┌──

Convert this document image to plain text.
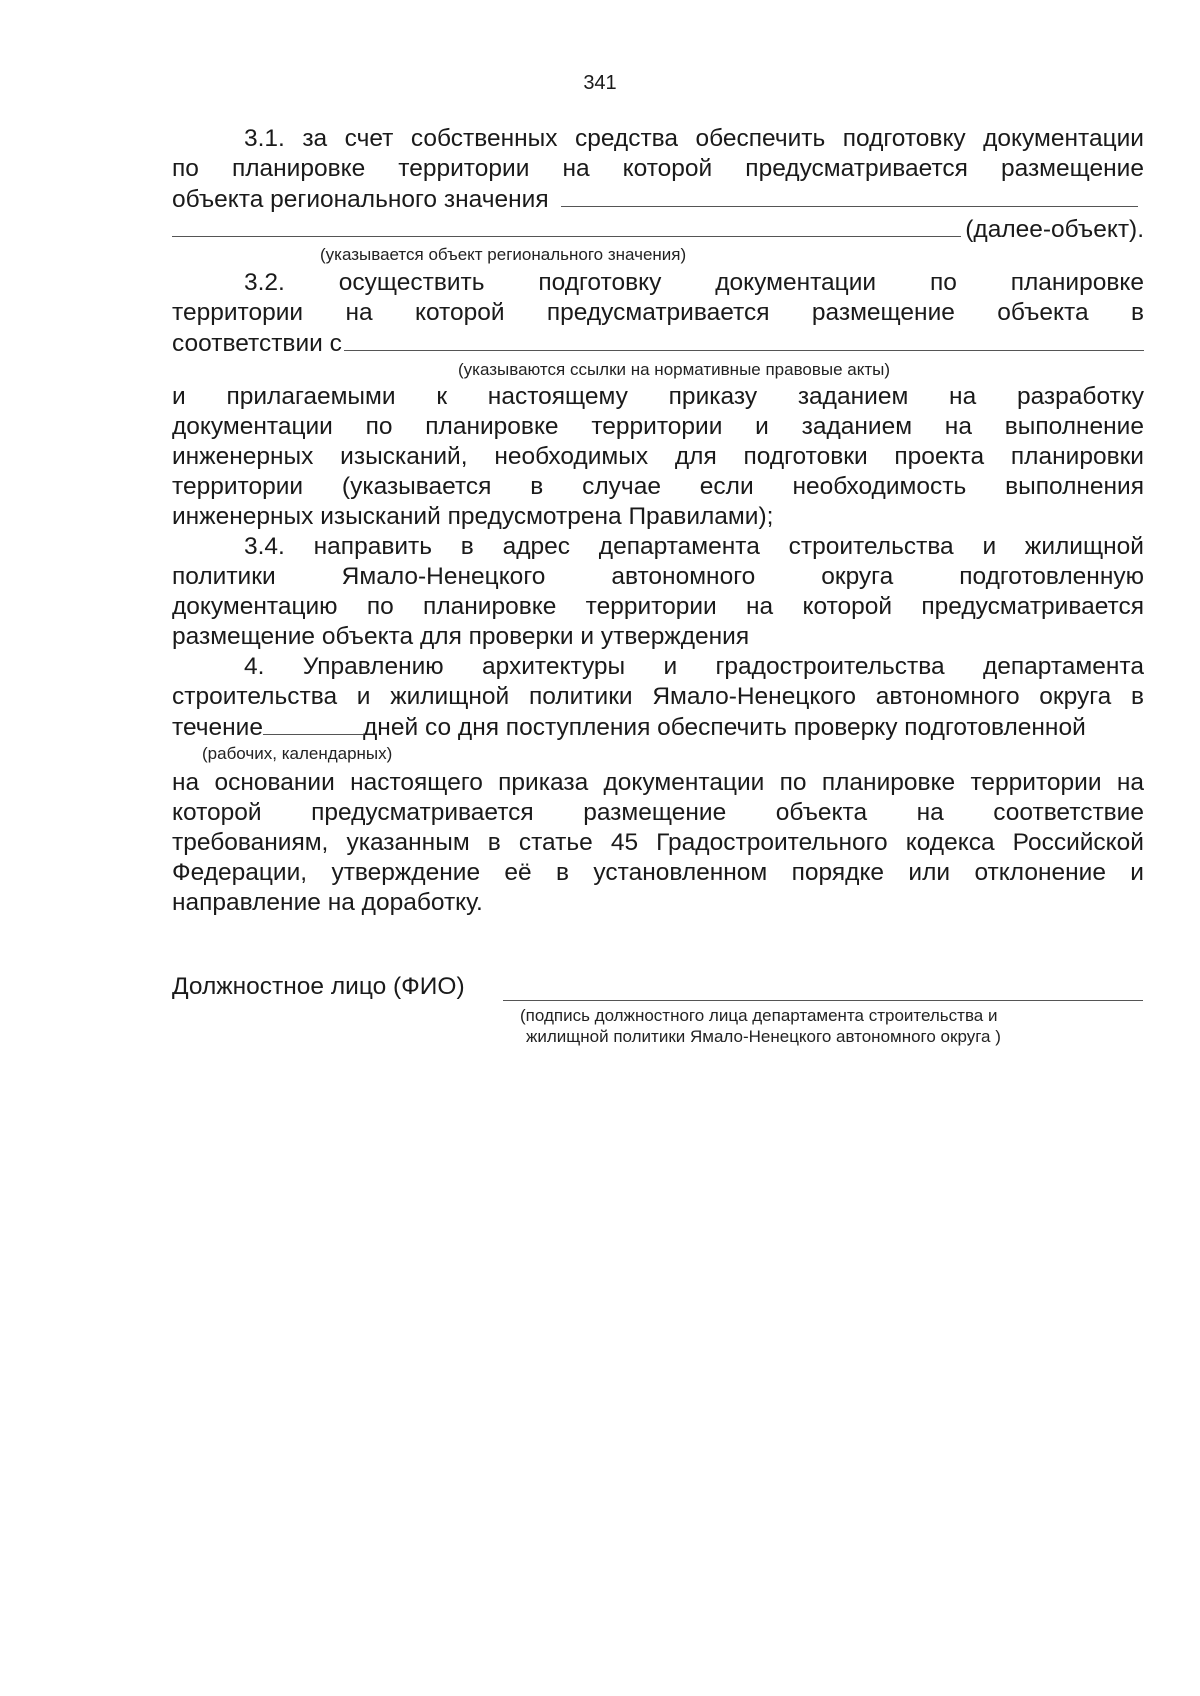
341
3.1. за счет собственных средства обеспечить подготовку документации
по планировке территории на которой предусматривается размещение
объекта регионального значения
(далее-объект).
(указывается объект регионального значения)
3.2. осуществить подготовку документации по планировке
территории на которой предусматривается размещение объекта в
соответствии с
(указываются ссылки на нормативные правовые акты)
и прилагаемыми к настоящему приказу заданием на разработку
документации по планировке территории и заданием на выполнение
инженерных изысканий, необходимых для подготовки проекта планировки
территории (указывается в случае если необходимость выполнения
инженерных изысканий предусмотрена Правилами);
3.4. направить в адрес департамента строительства и жилищной
политики Ямало-Ненецкого автономного округа подготовленную
документацию по планировке территории на которой предусматривается
размещение объекта для проверки и утверждения
4. Управлению архитектуры и градостроительства департамента
строительства и жилищной политики Ямало-Ненецкого автономного округа в
течение	дней со дня поступления обеспечить проверку подготовленной
(рабочих, календарных)
на основании настоящего приказа документации по планировке территории на
которой предусматривается размещение объекта на соответствие
требованиям, указанным в статье 45 Градостроительного кодекса Российской
Федерации, утверждение её в установленном порядке или отклонение и
направление на доработку.
Должностное лицо (ФИО)
(подпись должностного лица департамента строительства и
жилищной политики Ямало-Ненецкого автономного округа )
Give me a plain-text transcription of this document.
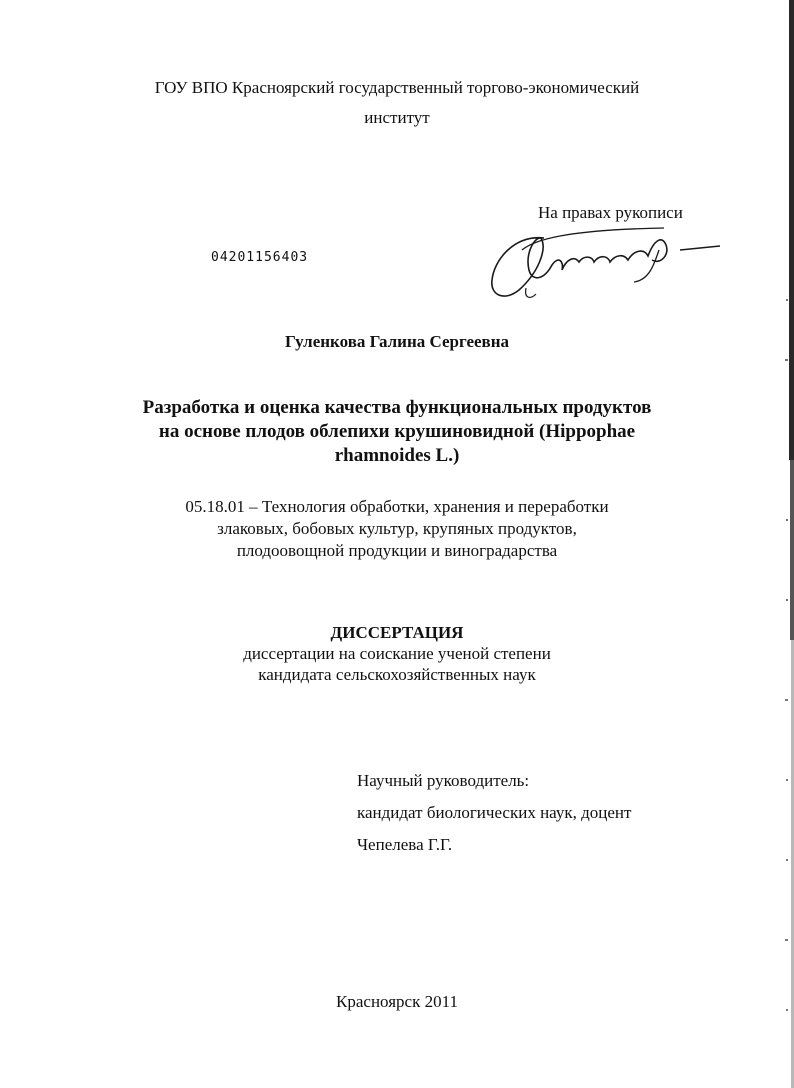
ГОУ ВПО Красноярский государственный торгово-экономический
институт
На правах рукописи
04201156403
Гуленкова Галина Сергеевна
Разработка и оценка качества функциональных продуктов
на основе плодов облепихи крушиновидной (Hippophae
rhamnoides L.)
05.18.01 – Технология обработки, хранения и переработки
злаковых, бобовых культур, крупяных продуктов,
плодоовощной продукции и виноградарства
ДИССЕРТАЦИЯ
диссертации на соискание ученой степени
кандидата сельскохозяйственных наук
Научный руководитель:
кандидат биологических наук, доцент
Чепелева Г.Г.
Красноярск 2011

└──

◆ **Brief**
Copy out each line in the listing that has the word "предусматривается".

◆ **Output below**
по планировке территории на которой предусматривается размещение
территории на которой предусматривается размещение объекта в
документацию по планировке территории на которой предусматривается
которой предусматривается размещение объекта на соответствие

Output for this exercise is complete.